_Problem requirements:_ Nothing but the lines from the one containing "Output the text content of this document." through the last line of the data below should be returned, each copied exactly.

(Stored data entries)
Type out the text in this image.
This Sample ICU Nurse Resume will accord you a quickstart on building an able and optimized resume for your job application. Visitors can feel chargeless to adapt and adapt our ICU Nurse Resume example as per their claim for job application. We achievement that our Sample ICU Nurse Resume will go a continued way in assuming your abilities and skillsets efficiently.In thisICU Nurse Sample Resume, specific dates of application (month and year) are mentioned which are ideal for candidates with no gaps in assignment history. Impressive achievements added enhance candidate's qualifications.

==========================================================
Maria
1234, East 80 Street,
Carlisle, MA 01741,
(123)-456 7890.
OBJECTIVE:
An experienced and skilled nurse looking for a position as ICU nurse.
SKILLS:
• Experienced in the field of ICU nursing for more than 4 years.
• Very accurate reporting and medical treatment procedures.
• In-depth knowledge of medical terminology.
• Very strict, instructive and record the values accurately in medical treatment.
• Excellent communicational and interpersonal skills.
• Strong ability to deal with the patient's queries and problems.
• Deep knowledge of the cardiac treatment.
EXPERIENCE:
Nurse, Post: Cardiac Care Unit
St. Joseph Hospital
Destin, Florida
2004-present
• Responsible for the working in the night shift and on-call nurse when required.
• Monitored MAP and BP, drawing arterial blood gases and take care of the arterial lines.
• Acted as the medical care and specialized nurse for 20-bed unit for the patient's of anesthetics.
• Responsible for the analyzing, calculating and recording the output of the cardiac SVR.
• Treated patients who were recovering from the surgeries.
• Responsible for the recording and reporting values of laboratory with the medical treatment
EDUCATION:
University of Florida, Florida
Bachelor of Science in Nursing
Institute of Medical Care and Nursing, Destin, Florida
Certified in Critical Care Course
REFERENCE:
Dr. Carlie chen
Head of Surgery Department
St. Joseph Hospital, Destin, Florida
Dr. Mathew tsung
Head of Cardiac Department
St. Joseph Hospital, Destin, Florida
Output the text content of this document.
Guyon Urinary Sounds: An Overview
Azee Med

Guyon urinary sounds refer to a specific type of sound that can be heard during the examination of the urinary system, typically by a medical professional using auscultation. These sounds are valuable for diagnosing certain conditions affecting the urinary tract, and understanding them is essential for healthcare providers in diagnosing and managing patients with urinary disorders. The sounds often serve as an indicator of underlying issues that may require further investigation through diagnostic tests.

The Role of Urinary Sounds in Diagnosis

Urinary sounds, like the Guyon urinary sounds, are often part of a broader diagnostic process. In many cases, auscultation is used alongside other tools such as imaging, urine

_Task output:_
Output the text content of this document.
Guyon Urinary Sounds: An Overview
Azee Med

Guyon urinary sounds refer to a specific type of sound that can be heard during the examination of the urinary system, typically by a medical professional using auscultation. These sounds are valuable for diagnosing certain conditions affecting the urinary tract, and understanding them is essential for healthcare providers in diagnosing and managing patients with urinary disorders. The sounds often serve as an indicator of underlying issues that may require further investigation through diagnostic tests.

The Role of Urinary Sounds in Diagnosis

Urinary sounds, like the Guyon urinary sounds, are often part of a broader diagnostic process. In many cases, auscultation is used alongside other tools such as imaging, urine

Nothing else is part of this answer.